◆ What is asked ◆
From the entries below, tally how many lines contain "voyage" and report only that figure.

Stored data
__________________________________________________
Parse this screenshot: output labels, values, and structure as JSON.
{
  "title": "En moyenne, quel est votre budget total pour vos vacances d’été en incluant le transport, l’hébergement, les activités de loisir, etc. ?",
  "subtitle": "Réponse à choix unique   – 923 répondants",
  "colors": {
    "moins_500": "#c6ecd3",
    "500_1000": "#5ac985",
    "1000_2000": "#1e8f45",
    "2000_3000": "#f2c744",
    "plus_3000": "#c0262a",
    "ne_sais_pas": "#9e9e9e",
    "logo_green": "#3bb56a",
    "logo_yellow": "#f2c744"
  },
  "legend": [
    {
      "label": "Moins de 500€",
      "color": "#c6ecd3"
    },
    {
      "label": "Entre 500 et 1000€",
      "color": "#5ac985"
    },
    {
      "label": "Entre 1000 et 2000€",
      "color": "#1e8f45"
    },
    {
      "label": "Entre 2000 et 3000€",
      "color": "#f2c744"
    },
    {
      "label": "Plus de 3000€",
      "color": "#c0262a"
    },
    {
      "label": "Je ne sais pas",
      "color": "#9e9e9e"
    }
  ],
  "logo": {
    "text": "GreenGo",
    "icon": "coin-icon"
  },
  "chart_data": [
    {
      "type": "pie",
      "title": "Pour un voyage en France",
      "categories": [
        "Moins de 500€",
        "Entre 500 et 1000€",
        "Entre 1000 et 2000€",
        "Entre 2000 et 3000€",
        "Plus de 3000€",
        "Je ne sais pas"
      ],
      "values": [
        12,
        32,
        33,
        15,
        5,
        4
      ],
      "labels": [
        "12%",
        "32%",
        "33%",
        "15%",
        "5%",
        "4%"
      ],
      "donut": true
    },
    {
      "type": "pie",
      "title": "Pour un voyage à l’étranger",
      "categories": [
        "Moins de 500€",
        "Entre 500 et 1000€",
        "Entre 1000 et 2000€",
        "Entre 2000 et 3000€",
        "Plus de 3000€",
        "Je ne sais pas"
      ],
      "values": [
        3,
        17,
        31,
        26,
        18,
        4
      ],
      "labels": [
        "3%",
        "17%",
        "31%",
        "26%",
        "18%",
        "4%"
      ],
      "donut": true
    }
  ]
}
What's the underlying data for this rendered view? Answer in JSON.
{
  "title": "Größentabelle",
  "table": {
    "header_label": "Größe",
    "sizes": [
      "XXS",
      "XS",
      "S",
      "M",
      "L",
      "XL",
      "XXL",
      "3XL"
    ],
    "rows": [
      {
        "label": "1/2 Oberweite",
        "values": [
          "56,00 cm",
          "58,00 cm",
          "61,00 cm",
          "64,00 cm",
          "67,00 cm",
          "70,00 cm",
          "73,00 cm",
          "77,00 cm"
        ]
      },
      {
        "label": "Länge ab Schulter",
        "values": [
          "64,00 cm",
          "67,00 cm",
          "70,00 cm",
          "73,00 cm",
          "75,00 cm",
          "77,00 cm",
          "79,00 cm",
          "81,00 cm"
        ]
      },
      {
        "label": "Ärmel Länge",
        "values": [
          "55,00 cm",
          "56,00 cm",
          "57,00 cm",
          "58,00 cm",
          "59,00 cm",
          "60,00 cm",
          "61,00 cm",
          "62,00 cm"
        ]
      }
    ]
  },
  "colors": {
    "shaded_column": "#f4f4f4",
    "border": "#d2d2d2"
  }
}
__________________________________________________
◆ Result for this task ◆
2